Stored dataset items:
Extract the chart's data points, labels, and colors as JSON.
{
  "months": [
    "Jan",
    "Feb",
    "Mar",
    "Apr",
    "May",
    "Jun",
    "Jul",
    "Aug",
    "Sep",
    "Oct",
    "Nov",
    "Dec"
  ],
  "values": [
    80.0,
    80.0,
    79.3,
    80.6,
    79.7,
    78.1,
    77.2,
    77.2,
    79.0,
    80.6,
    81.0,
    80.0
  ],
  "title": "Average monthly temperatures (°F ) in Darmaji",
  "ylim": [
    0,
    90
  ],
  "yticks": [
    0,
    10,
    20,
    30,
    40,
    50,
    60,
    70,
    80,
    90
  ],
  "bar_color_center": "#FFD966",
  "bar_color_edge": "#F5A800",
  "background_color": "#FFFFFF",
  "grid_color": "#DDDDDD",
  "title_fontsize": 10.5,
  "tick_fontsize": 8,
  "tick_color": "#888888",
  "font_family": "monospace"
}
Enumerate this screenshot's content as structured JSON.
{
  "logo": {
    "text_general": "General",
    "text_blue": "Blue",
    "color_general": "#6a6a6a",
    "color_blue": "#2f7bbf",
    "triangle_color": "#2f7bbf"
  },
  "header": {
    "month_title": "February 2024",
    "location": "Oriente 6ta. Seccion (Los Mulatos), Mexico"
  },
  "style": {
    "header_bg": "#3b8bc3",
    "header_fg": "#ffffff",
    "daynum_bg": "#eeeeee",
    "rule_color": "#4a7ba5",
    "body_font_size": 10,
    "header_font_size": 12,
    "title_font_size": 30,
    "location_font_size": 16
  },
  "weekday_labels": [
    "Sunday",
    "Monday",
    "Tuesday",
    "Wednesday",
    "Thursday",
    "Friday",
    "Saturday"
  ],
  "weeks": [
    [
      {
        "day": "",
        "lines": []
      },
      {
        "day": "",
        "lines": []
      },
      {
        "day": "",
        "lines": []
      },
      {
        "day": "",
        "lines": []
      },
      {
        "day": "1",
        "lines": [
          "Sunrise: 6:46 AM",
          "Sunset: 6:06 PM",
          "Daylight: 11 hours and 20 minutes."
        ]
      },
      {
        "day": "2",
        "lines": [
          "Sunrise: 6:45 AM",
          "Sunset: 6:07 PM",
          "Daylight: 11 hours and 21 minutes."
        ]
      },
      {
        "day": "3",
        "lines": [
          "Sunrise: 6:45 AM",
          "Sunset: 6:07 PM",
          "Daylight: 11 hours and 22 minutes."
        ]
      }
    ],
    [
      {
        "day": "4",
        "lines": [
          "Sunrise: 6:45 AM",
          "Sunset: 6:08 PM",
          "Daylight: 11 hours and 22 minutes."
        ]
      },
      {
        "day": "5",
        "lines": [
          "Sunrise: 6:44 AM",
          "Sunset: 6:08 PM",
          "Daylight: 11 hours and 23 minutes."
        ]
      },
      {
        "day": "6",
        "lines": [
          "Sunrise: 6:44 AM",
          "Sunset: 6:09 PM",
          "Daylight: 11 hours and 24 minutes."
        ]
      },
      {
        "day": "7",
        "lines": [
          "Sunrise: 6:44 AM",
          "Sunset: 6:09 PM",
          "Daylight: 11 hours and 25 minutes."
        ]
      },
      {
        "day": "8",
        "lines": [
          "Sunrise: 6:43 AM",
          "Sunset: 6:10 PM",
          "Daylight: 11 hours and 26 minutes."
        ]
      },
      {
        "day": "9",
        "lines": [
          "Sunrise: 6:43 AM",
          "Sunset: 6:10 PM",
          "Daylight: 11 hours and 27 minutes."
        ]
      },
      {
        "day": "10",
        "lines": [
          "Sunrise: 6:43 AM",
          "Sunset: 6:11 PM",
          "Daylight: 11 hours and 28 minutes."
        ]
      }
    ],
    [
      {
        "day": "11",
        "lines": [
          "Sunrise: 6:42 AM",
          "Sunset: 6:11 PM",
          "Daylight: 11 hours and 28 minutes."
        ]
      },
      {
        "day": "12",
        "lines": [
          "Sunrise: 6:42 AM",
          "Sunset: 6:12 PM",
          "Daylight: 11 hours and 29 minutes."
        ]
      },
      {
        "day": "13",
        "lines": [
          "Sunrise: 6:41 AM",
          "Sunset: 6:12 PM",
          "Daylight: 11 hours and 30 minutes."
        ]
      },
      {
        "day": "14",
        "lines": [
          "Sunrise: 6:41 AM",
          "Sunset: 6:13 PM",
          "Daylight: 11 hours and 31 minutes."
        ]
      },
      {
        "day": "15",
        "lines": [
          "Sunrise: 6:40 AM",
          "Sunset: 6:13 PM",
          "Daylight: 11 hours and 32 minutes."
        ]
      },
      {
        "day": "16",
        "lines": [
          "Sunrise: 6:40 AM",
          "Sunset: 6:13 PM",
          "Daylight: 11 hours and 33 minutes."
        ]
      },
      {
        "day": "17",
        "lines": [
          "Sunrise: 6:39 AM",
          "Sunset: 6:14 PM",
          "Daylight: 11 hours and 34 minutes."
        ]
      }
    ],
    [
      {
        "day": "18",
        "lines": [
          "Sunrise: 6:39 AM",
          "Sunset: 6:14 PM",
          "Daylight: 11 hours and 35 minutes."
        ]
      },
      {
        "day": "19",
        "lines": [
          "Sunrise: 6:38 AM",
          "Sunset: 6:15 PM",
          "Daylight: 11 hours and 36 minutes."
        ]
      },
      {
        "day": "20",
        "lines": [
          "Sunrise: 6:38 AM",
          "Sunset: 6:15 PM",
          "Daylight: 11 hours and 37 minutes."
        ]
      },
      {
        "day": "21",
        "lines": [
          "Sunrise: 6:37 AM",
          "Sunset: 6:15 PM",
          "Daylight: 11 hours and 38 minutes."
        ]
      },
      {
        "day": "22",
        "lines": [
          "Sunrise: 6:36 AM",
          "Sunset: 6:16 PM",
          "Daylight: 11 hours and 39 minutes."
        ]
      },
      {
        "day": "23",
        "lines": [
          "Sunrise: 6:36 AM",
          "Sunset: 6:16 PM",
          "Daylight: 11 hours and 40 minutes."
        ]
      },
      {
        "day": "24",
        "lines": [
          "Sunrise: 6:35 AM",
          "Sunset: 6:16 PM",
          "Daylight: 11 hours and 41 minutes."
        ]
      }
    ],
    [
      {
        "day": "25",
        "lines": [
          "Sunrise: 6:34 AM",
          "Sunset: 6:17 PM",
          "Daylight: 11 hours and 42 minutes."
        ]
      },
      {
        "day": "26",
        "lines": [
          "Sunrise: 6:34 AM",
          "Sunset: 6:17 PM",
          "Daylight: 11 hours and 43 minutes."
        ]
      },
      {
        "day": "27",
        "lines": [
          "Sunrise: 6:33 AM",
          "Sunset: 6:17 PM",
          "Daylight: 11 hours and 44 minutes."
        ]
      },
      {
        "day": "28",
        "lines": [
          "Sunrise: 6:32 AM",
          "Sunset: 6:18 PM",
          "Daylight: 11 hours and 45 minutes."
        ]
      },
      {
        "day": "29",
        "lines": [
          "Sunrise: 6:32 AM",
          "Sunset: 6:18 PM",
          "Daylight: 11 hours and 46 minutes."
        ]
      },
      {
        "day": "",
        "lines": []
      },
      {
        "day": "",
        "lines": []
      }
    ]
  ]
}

_Aim_:
Transcribe each entry exactly.

_Complete output_:
Extract the chart's data points, labels, and colors as JSON.
{
  "months": [
    "Jan",
    "Feb",
    "Mar",
    "Apr",
    "May",
    "Jun",
    "Jul",
    "Aug",
    "Sep",
    "Oct",
    "Nov",
    "Dec"
  ],
  "values": [
    80.0,
    80.0,
    79.3,
    80.6,
    79.7,
    78.1,
    77.2,
    77.2,
    79.0,
    80.6,
    81.0,
    80.0
  ],
  "title": "Average monthly temperatures (°F ) in Darmaji",
  "ylim": [
    0,
    90
  ],
  "yticks": [
    0,
    10,
    20,
    30,
    40,
    50,
    60,
    70,
    80,
    90
  ],
  "bar_color_center": "#FFD966",
  "bar_color_edge": "#F5A800",
  "background_color": "#FFFFFF",
  "grid_color": "#DDDDDD",
  "title_fontsize": 10.5,
  "tick_fontsize": 8,
  "tick_color": "#888888",
  "font_family": "monospace"
}
Enumerate this screenshot's content as structured JSON.
{
  "logo": {
    "text_general": "General",
    "text_blue": "Blue",
    "color_general": "#6a6a6a",
    "color_blue": "#2f7bbf",
    "triangle_color": "#2f7bbf"
  },
  "header": {
    "month_title": "February 2024",
    "location": "Oriente 6ta. Seccion (Los Mulatos), Mexico"
  },
  "style": {
    "header_bg": "#3b8bc3",
    "header_fg": "#ffffff",
    "daynum_bg": "#eeeeee",
    "rule_color": "#4a7ba5",
    "body_font_size": 10,
    "header_font_size": 12,
    "title_font_size": 30,
    "location_font_size": 16
  },
  "weekday_labels": [
    "Sunday",
    "Monday",
    "Tuesday",
    "Wednesday",
    "Thursday",
    "Friday",
    "Saturday"
  ],
  "weeks": [
    [
      {
        "day": "",
        "lines": []
      },
      {
        "day": "",
        "lines": []
      },
      {
        "day": "",
        "lines": []
      },
      {
        "day": "",
        "lines": []
      },
      {
        "day": "1",
        "lines": [
          "Sunrise: 6:46 AM",
          "Sunset: 6:06 PM",
          "Daylight: 11 hours and 20 minutes."
        ]
      },
      {
        "day": "2",
        "lines": [
          "Sunrise: 6:45 AM",
          "Sunset: 6:07 PM",
          "Daylight: 11 hours and 21 minutes."
        ]
      },
      {
        "day": "3",
        "lines": [
          "Sunrise: 6:45 AM",
          "Sunset: 6:07 PM",
          "Daylight: 11 hours and 22 minutes."
        ]
      }
    ],
    [
      {
        "day": "4",
        "lines": [
          "Sunrise: 6:45 AM",
          "Sunset: 6:08 PM",
          "Daylight: 11 hours and 22 minutes."
        ]
      },
      {
        "day": "5",
        "lines": [
          "Sunrise: 6:44 AM",
          "Sunset: 6:08 PM",
          "Daylight: 11 hours and 23 minutes."
        ]
      },
      {
        "day": "6",
        "lines": [
          "Sunrise: 6:44 AM",
          "Sunset: 6:09 PM",
          "Daylight: 11 hours and 24 minutes."
        ]
      },
      {
        "day": "7",
        "lines": [
          "Sunrise: 6:44 AM",
          "Sunset: 6:09 PM",
          "Daylight: 11 hours and 25 minutes."
        ]
      },
      {
        "day": "8",
        "lines": [
          "Sunrise: 6:43 AM",
          "Sunset: 6:10 PM",
          "Daylight: 11 hours and 26 minutes."
        ]
      },
      {
        "day": "9",
        "lines": [
          "Sunrise: 6:43 AM",
          "Sunset: 6:10 PM",
          "Daylight: 11 hours and 27 minutes."
        ]
      },
      {
        "day": "10",
        "lines": [
          "Sunrise: 6:43 AM",
          "Sunset: 6:11 PM",
          "Daylight: 11 hours and 28 minutes."
        ]
      }
    ],
    [
      {
        "day": "11",
        "lines": [
          "Sunrise: 6:42 AM",
          "Sunset: 6:11 PM",
          "Daylight: 11 hours and 28 minutes."
        ]
      },
      {
        "day": "12",
        "lines": [
          "Sunrise: 6:42 AM",
          "Sunset: 6:12 PM",
          "Daylight: 11 hours and 29 minutes."
        ]
      },
      {
        "day": "13",
        "lines": [
          "Sunrise: 6:41 AM",
          "Sunset: 6:12 PM",
          "Daylight: 11 hours and 30 minutes."
        ]
      },
      {
        "day": "14",
        "lines": [
          "Sunrise: 6:41 AM",
          "Sunset: 6:13 PM",
          "Daylight: 11 hours and 31 minutes."
        ]
      },
      {
        "day": "15",
        "lines": [
          "Sunrise: 6:40 AM",
          "Sunset: 6:13 PM",
          "Daylight: 11 hours and 32 minutes."
        ]
      },
      {
        "day": "16",
        "lines": [
          "Sunrise: 6:40 AM",
          "Sunset: 6:13 PM",
          "Daylight: 11 hours and 33 minutes."
        ]
      },
      {
        "day": "17",
        "lines": [
          "Sunrise: 6:39 AM",
          "Sunset: 6:14 PM",
          "Daylight: 11 hours and 34 minutes."
        ]
      }
    ],
    [
      {
        "day": "18",
        "lines": [
          "Sunrise: 6:39 AM",
          "Sunset: 6:14 PM",
          "Daylight: 11 hours and 35 minutes."
        ]
      },
      {
        "day": "19",
        "lines": [
          "Sunrise: 6:38 AM",
          "Sunset: 6:15 PM",
          "Daylight: 11 hours and 36 minutes."
        ]
      },
      {
        "day": "20",
        "lines": [
          "Sunrise: 6:38 AM",
          "Sunset: 6:15 PM",
          "Daylight: 11 hours and 37 minutes."
        ]
      },
      {
        "day": "21",
        "lines": [
          "Sunrise: 6:37 AM",
          "Sunset: 6:15 PM",
          "Daylight: 11 hours and 38 minutes."
        ]
      },
      {
        "day": "22",
        "lines": [
          "Sunrise: 6:36 AM",
          "Sunset: 6:16 PM",
          "Daylight: 11 hours and 39 minutes."
        ]
      },
      {
        "day": "23",
        "lines": [
          "Sunrise: 6:36 AM",
          "Sunset: 6:16 PM",
          "Daylight: 11 hours and 40 minutes."
        ]
      },
      {
        "day": "24",
        "lines": [
          "Sunrise: 6:35 AM",
          "Sunset: 6:16 PM",
          "Daylight: 11 hours and 41 minutes."
        ]
      }
    ],
    [
      {
        "day": "25",
        "lines": [
          "Sunrise: 6:34 AM",
          "Sunset: 6:17 PM",
          "Daylight: 11 hours and 42 minutes."
        ]
      },
      {
        "day": "26",
        "lines": [
          "Sunrise: 6:34 AM",
          "Sunset: 6:17 PM",
          "Daylight: 11 hours and 43 minutes."
        ]
      },
      {
        "day": "27",
        "lines": [
          "Sunrise: 6:33 AM",
          "Sunset: 6:17 PM",
          "Daylight: 11 hours and 44 minutes."
        ]
      },
      {
        "day": "28",
        "lines": [
          "Sunrise: 6:32 AM",
          "Sunset: 6:18 PM",
          "Daylight: 11 hours and 45 minutes."
        ]
      },
      {
        "day": "29",
        "lines": [
          "Sunrise: 6:32 AM",
          "Sunset: 6:18 PM",
          "Daylight: 11 hours and 46 minutes."
        ]
      },
      {
        "day": "",
        "lines": []
      },
      {
        "day": "",
        "lines": []
      }
    ]
  ]
}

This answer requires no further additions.